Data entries
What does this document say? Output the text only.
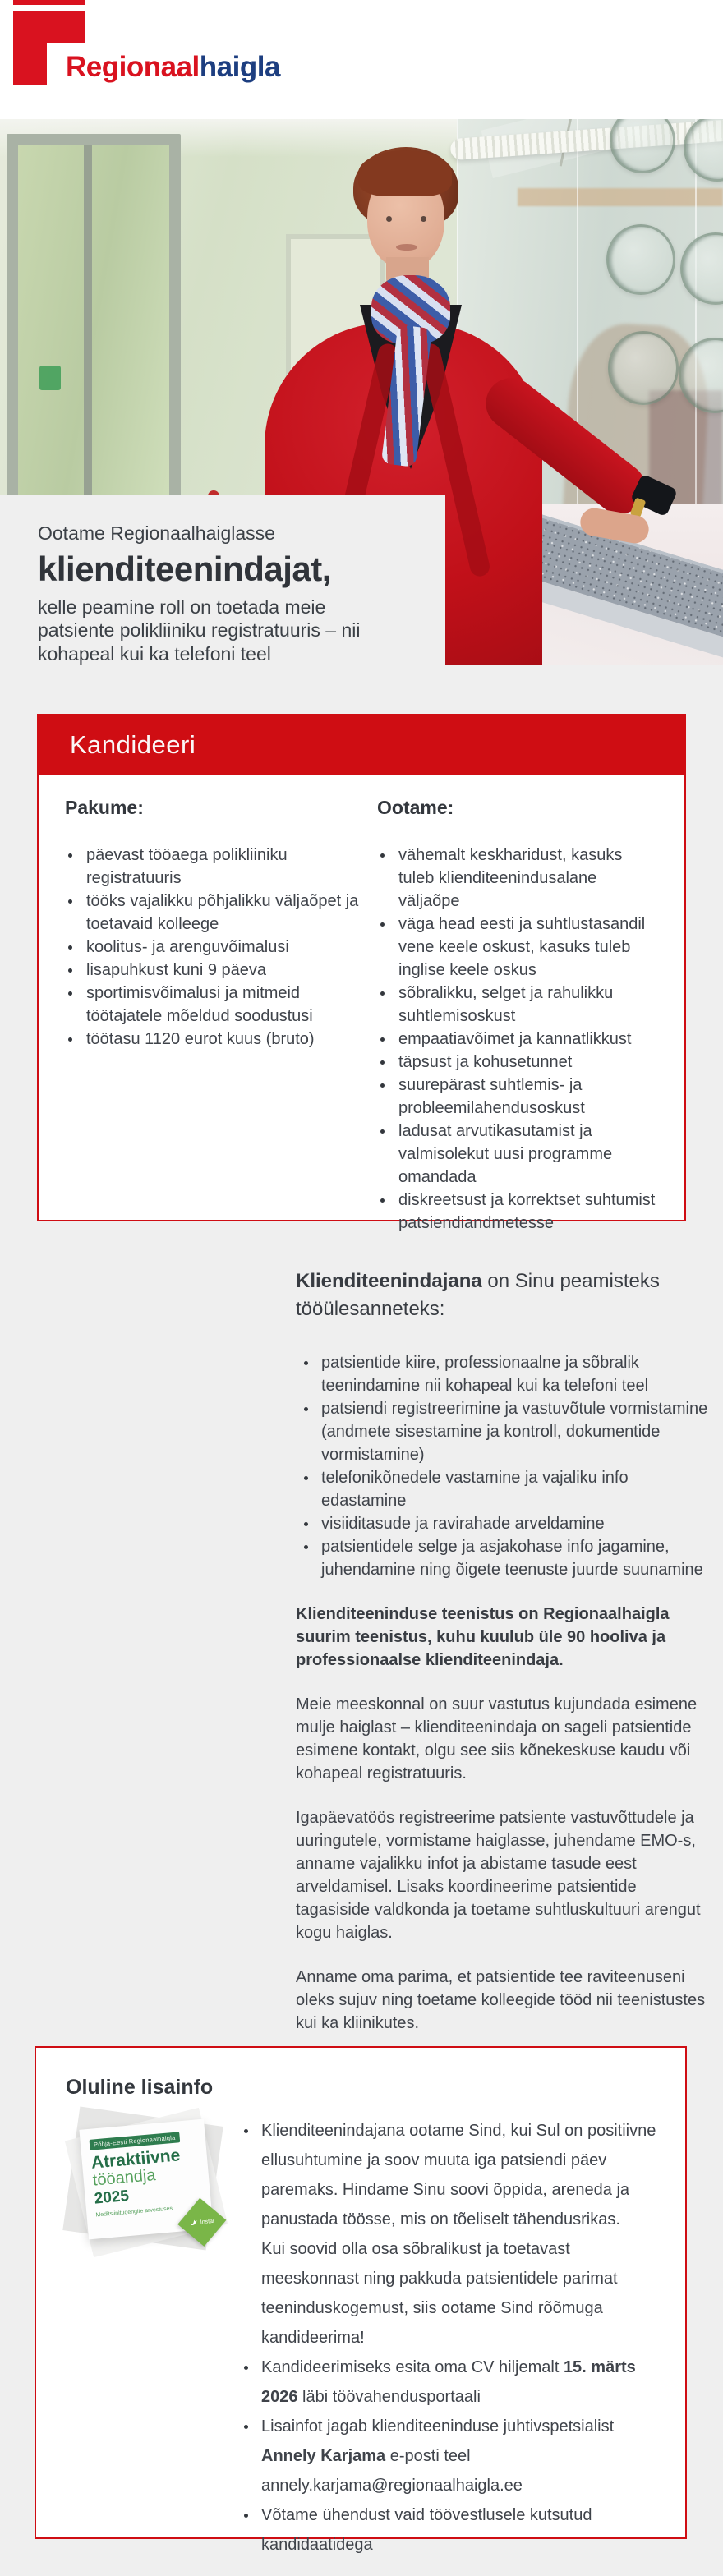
Regionaalhaigla

Ootame Regionaalhaiglasse

klienditeenindajat,

kelle peamine roll on toetada meie patsiente polikliiniku registratuuris – nii kohapeal kui ka telefoni teel

Kandideeri
Pakume:
• päevast tööaega polikliiniku registratuuris
• tööks vajalikku põhjalikku väljaõpet ja toetavaid kolleege
• koolitus- ja arenguvõimalusi
• lisapuhkust kuni 9 päeva
• sportimisvõimalusi ja mitmeid töötajatele mõeldud soodustusi
• töötasu 1120 eurot kuus (bruto)
Ootame:
• vähemalt keskharidust, kasuks tuleb klienditeenindusalane väljaõpe
• väga head eesti ja suhtlustasandil vene keele oskust, kasuks tuleb inglise keele oskus
• sõbralikku, selget ja rahulikku suhtlemisoskust
• empaatiavõimet ja kannatlikkust
• täpsust ja kohusetunnet
• suurepärast suhtlemis- ja probleemilahendusoskust
• ladusat arvutikasutamist ja valmisolekut uusi programme omandada
• diskreetsust ja korrektset suhtumist patsiendiandmetesse
Klienditeenindajana on Sinu peamisteks tööülesanneteks:
• patsientide kiire, professionaalne ja sõbralik teenindamine nii kohapeal kui ka telefoni teel
• patsiendi registreerimine ja vastuvõtule vormistamine (andmete sisestamine ja kontroll, dokumentide vormistamine)
• telefonikõnedele vastamine ja vajaliku info edastamine
• visiiditasude ja ravirahade arveldamine
• patsientidele selge ja asjakohase info jagamine, juhendamine ning õigete teenuste juurde suunamine

Klienditeeninduse teenistus on Regionaalhaigla suurim teenistus, kuhu kuulub üle 90 hooliva ja professionaalse klienditeenindaja.

Meie meeskonnal on suur vastutus kujundada esimene mulje haiglast – klienditeenindaja on sageli patsientide esimene kontakt, olgu see siis kõnekeskuse kaudu või kohapeal registratuuris.

Igapäevatöös registreerime patsiente vastuvõttudele ja uuringutele, vormistame haiglasse, juhendame EMO-s, anname vajalikku infot ja abistame tasude eest arveldamisel. Lisaks koordineerime patsientide tagasiside valdkonda ja toetame suhtluskultuuri arengut kogu haiglas.

Anname oma parima, et patsientide tee raviteenuseni oleks sujuv ning toetame kolleegide tööd nii teenistustes kui ka kliinikutes.

Oluline lisainfo
Põhja-Eesti Regionaalhaigla
Atraktiivne
tööandja
2025
Meditsiinitudengite arvestuses
Instar
• Klienditeenindajana ootame Sind, kui Sul on positiivne ellusuhtumine ja soov muuta iga patsiendi päev paremaks. Hindame Sinu soovi õppida, areneda ja panustada töösse, mis on tõeliselt tähendusrikas.
Kui soovid olla osa sõbralikust ja toetavast meeskonnast ning pakkuda patsientidele parimat teeninduskogemust, siis ootame Sind rõõmuga kandideerima!
• Kandideerimiseks esita oma CV hiljemalt 15. märts 2026 läbi töövahendusportaali
• Lisainfot jagab klienditeeninduse juhtivspetsialist Annely Karjama e-posti teel annely.karjama@regionaalhaigla.ee
• Võtame ühendust vaid töövestlusele kutsutud kandidaatidega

## Short problem
Leave out the pictures and restate everything else word for word.

## Task output
What does this document say? Output the text only.
Regionaalhaigla

Ootame Regionaalhaiglasse

klienditeenindajat,

kelle peamine roll on toetada meie patsiente polikliiniku registratuuris – nii kohapeal kui ka telefoni teel

Kandideeri
Pakume:
• päevast tööaega polikliiniku registratuuris
• tööks vajalikku põhjalikku väljaõpet ja toetavaid kolleege
• koolitus- ja arenguvõimalusi
• lisapuhkust kuni 9 päeva
• sportimisvõimalusi ja mitmeid töötajatele mõeldud soodustusi
• töötasu 1120 eurot kuus (bruto)
Ootame:
• vähemalt keskharidust, kasuks tuleb klienditeenindusalane väljaõpe
• väga head eesti ja suhtlustasandil vene keele oskust, kasuks tuleb inglise keele oskus
• sõbralikku, selget ja rahulikku suhtlemisoskust
• empaatiavõimet ja kannatlikkust
• täpsust ja kohusetunnet
• suurepärast suhtlemis- ja probleemilahendusoskust
• ladusat arvutikasutamist ja valmisolekut uusi programme omandada
• diskreetsust ja korrektset suhtumist patsiendiandmetesse
Klienditeenindajana on Sinu peamisteks tööülesanneteks:
• patsientide kiire, professionaalne ja sõbralik teenindamine nii kohapeal kui ka telefoni teel
• patsiendi registreerimine ja vastuvõtule vormistamine (andmete sisestamine ja kontroll, dokumentide vormistamine)
• telefonikõnedele vastamine ja vajaliku info edastamine
• visiiditasude ja ravirahade arveldamine
• patsientidele selge ja asjakohase info jagamine, juhendamine ning õigete teenuste juurde suunamine

Klienditeeninduse teenistus on Regionaalhaigla suurim teenistus, kuhu kuulub üle 90 hooliva ja professionaalse klienditeenindaja.

Meie meeskonnal on suur vastutus kujundada esimene mulje haiglast – klienditeenindaja on sageli patsientide esimene kontakt, olgu see siis kõnekeskuse kaudu või kohapeal registratuuris.

Igapäevatöös registreerime patsiente vastuvõttudele ja uuringutele, vormistame haiglasse, juhendame EMO-s, anname vajalikku infot ja abistame tasude eest arveldamisel. Lisaks koordineerime patsientide tagasiside valdkonda ja toetame suhtluskultuuri arengut kogu haiglas.

Anname oma parima, et patsientide tee raviteenuseni oleks sujuv ning toetame kolleegide tööd nii teenistustes kui ka kliinikutes.

Oluline lisainfo
Põhja-Eesti Regionaalhaigla
Atraktiivne
tööandja
2025
Meditsiinitudengite arvestuses
Instar
• Klienditeenindajana ootame Sind, kui Sul on positiivne ellusuhtumine ja soov muuta iga patsiendi päev paremaks. Hindame Sinu soovi õppida, areneda ja panustada töösse, mis on tõeliselt tähendusrikas.
Kui soovid olla osa sõbralikust ja toetavast meeskonnast ning pakkuda patsientidele parimat teeninduskogemust, siis ootame Sind rõõmuga kandideerima!
• Kandideerimiseks esita oma CV hiljemalt 15. märts 2026 läbi töövahendusportaali
• Lisainfot jagab klienditeeninduse juhtivspetsialist Annely Karjama e-posti teel annely.karjama@regionaalhaigla.ee
• Võtame ühendust vaid töövestlusele kutsutud kandidaatidega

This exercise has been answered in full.